======== RECORDS SHOWN
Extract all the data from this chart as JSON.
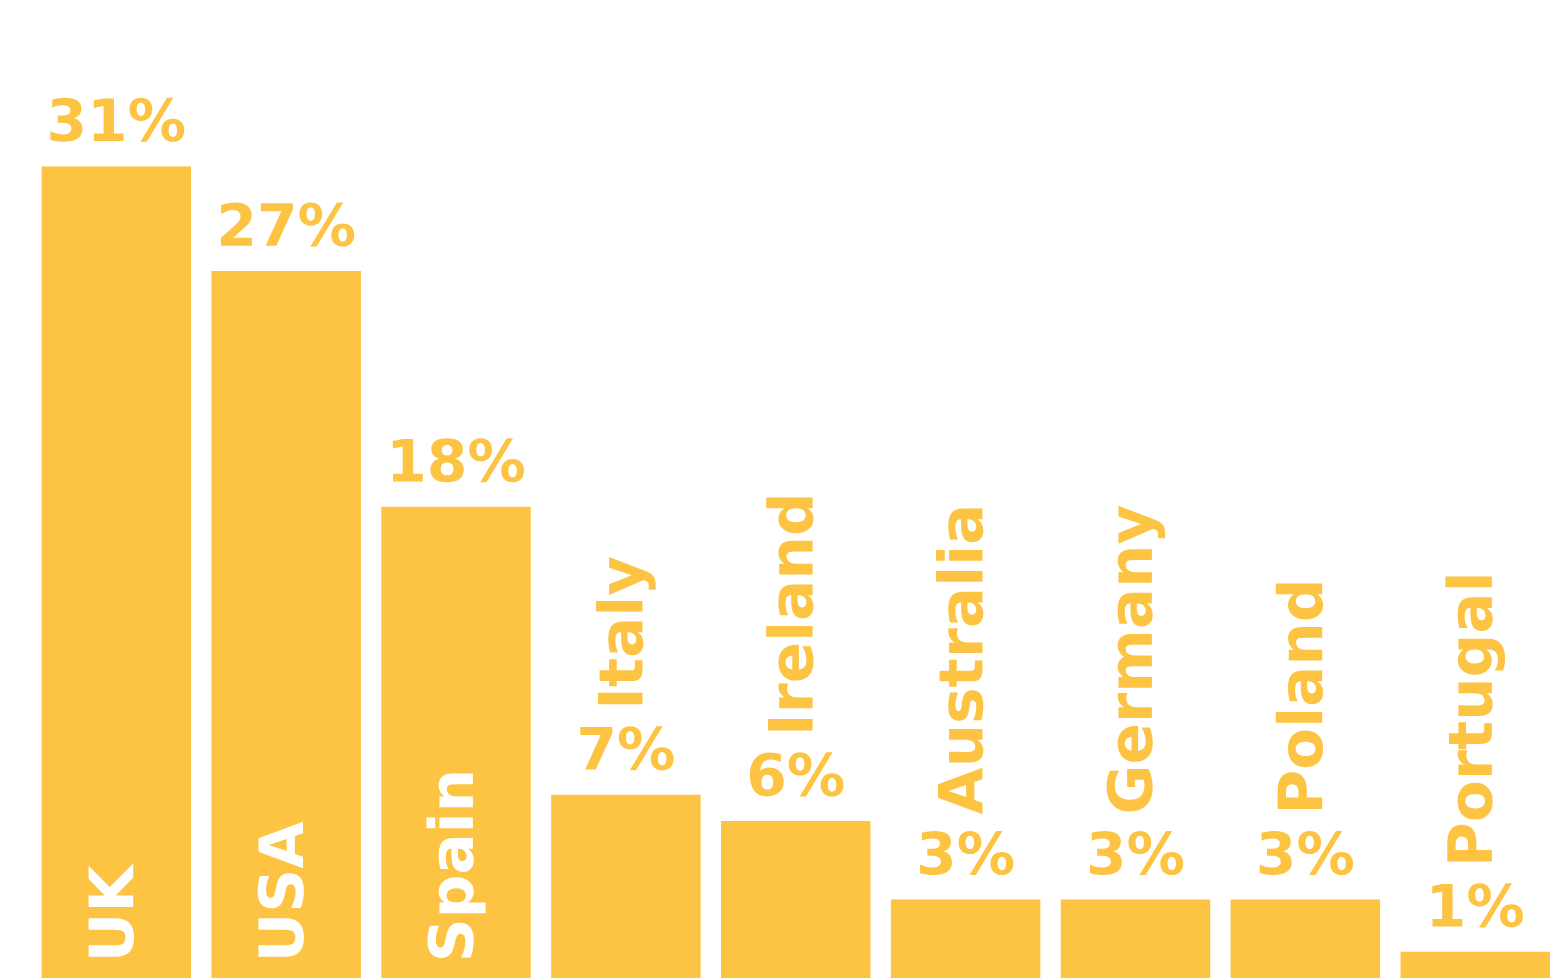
{
  "chart_data": {
    "type": "bar",
    "categories": [
      "UK",
      "USA",
      "Spain",
      "Italy",
      "Ireland",
      "Australia",
      "Germany",
      "Poland",
      "Portugal"
    ],
    "values": [
      31,
      27,
      18,
      7,
      6,
      3,
      3,
      3,
      1
    ],
    "value_labels": [
      "31%",
      "27%",
      "18%",
      "7%",
      "6%",
      "3%",
      "3%",
      "3%",
      "1%"
    ],
    "color": "#fdc443"
  }
}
================
| THE REQUEST |
Leave out the pictures and output every record above precisely as given.

| RESPONSE |
Extract all the data from this chart as JSON.
{
  "chart_data": {
    "type": "bar",
    "categories": [
      "UK",
      "USA",
      "Spain",
      "Italy",
      "Ireland",
      "Australia",
      "Germany",
      "Poland",
      "Portugal"
    ],
    "values": [
      31,
      27,
      18,
      7,
      6,
      3,
      3,
      3,
      1
    ],
    "value_labels": [
      "31%",
      "27%",
      "18%",
      "7%",
      "6%",
      "3%",
      "3%",
      "3%",
      "1%"
    ],
    "color": "#fdc443"
  }
}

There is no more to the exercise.